-- Task statement --
Below is a listing to transcribe in full and exactly; keep the pictures out.

*-*-*

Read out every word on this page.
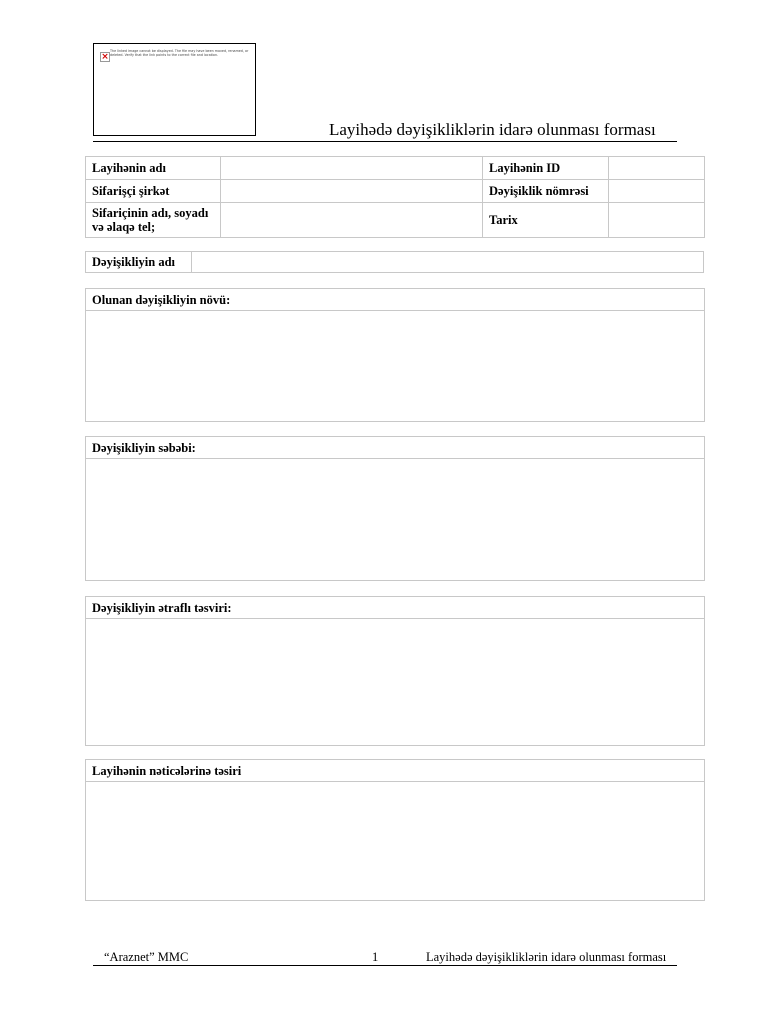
×
The linked image cannot be displayed. The file may have been moved, renamed, or deleted. Verify that the link points to the correct file and location.
Layihədə dəyişikliklərin idarə olunması forması
Layihənin adı		Layihənin ID	
Sifarişçi şirkət		Dəyişiklik nömrəsi	
Sifariçinin adı, soyadı və əlaqə tel;		Tarix	
Dəyişikliyin adı	
Olunan dəyişikliyin növü:
Dəyişikliyin səbəbi:
Dəyişikliyin ətraflı təsviri:
Layihənin nəticələrinə təsiri
“Araznet” MMC	1	Layihədə dəyişikliklərin idarə olunması forması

*-*-*

-- Task answer --
Read out every word on this page.
×
The linked image cannot be displayed. The file may have been moved, renamed, or deleted. Verify that the link points to the correct file and location.
Layihədə dəyişikliklərin idarə olunması forması
Layihənin adı		Layihənin ID	
Sifarişçi şirkət		Dəyişiklik nömrəsi	
Sifariçinin adı, soyadı və əlaqə tel;		Tarix	
Dəyişikliyin adı	
Olunan dəyişikliyin növü:
Dəyişikliyin səbəbi:
Dəyişikliyin ətraflı təsviri:
Layihənin nəticələrinə təsiri
“Araznet” MMC	1	Layihədə dəyişikliklərin idarə olunması forması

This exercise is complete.